-- BRIEF --
Please pull out every line that includes the string "this".
start
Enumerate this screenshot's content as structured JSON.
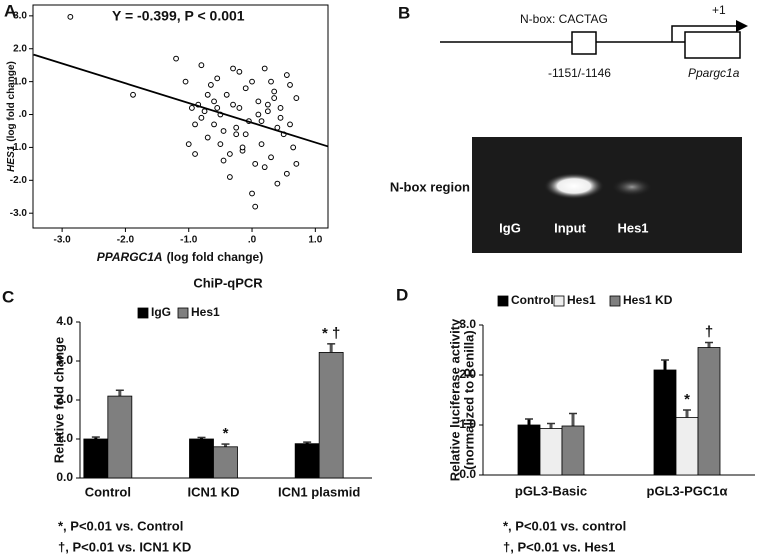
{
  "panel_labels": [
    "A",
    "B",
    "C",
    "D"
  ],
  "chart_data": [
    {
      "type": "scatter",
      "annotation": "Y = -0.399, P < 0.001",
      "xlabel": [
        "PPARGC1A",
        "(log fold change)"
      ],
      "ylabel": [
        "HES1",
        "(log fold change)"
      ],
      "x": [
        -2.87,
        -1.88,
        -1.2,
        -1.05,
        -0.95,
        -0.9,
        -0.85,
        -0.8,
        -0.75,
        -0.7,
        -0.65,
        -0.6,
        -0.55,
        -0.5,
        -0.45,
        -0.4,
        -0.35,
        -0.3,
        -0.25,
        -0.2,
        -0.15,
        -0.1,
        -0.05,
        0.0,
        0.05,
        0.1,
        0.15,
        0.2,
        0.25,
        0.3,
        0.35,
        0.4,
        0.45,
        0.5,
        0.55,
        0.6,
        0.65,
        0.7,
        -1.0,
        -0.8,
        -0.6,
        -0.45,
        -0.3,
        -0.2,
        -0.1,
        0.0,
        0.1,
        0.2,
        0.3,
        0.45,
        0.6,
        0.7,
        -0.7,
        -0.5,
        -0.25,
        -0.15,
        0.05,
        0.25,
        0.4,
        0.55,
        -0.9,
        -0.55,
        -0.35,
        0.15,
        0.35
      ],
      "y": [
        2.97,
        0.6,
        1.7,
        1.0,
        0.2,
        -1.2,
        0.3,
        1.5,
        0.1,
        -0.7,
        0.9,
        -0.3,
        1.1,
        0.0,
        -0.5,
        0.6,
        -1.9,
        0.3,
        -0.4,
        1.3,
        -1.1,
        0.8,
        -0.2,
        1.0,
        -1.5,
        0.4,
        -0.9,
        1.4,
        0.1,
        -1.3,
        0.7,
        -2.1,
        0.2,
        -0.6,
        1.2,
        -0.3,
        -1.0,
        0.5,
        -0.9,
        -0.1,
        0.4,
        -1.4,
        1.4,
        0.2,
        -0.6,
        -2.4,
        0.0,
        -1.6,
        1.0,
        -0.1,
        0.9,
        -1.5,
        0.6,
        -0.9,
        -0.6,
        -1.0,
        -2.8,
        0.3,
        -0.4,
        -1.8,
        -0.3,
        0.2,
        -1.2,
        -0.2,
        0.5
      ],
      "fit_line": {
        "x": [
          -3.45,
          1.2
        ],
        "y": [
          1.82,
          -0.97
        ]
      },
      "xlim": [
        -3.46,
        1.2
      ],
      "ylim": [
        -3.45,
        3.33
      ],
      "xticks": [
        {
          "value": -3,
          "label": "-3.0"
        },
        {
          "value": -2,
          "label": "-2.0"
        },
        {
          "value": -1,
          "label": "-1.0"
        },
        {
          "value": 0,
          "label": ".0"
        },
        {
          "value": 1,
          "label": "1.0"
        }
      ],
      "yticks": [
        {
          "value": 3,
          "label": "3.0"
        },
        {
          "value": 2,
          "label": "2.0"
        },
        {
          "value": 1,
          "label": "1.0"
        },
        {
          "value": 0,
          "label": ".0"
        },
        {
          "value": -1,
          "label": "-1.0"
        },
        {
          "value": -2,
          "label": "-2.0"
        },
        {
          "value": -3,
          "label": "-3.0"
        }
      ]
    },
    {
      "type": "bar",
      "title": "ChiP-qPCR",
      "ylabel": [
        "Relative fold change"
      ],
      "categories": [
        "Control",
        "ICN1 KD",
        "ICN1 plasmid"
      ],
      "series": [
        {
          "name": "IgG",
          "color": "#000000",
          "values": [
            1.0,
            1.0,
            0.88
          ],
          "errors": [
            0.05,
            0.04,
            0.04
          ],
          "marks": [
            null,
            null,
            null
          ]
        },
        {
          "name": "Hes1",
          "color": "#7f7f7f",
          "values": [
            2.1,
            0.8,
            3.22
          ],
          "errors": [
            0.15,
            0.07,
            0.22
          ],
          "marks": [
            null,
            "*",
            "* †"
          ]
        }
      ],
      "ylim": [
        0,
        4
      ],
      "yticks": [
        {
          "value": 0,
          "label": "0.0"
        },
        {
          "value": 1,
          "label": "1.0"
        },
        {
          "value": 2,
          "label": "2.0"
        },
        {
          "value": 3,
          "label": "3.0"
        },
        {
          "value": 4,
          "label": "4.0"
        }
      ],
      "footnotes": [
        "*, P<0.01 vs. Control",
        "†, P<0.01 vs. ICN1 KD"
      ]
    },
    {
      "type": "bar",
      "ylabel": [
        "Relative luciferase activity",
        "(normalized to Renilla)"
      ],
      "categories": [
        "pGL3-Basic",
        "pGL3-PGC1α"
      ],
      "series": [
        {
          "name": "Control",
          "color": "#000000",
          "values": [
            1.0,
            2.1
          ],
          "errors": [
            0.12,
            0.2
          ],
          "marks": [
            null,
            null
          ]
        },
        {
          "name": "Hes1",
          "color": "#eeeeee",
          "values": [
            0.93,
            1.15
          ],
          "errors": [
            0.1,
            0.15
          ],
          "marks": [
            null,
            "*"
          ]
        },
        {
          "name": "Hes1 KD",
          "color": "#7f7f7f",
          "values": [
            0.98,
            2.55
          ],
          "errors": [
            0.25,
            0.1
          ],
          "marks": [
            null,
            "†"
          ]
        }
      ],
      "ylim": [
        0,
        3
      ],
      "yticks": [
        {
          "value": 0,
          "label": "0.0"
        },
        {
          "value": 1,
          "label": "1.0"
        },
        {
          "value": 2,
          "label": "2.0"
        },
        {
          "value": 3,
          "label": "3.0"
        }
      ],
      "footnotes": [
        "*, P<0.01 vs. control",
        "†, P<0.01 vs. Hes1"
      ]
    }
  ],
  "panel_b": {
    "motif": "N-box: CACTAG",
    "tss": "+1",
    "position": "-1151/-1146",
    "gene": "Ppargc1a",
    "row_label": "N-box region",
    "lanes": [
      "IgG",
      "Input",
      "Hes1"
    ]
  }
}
end
start
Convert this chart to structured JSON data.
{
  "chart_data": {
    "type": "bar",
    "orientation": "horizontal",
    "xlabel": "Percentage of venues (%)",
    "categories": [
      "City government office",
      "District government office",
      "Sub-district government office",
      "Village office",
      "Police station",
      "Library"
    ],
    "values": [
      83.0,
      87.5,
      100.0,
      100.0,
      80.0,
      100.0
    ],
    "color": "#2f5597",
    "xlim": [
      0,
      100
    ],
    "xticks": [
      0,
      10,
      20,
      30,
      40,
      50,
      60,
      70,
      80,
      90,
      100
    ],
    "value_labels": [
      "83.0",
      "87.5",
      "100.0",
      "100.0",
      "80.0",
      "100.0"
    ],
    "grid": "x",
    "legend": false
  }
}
end
-- CORRECT ANSWER --
Enumerate this screenshot's content as structured JSON.
Convert this chart to structured JSON data.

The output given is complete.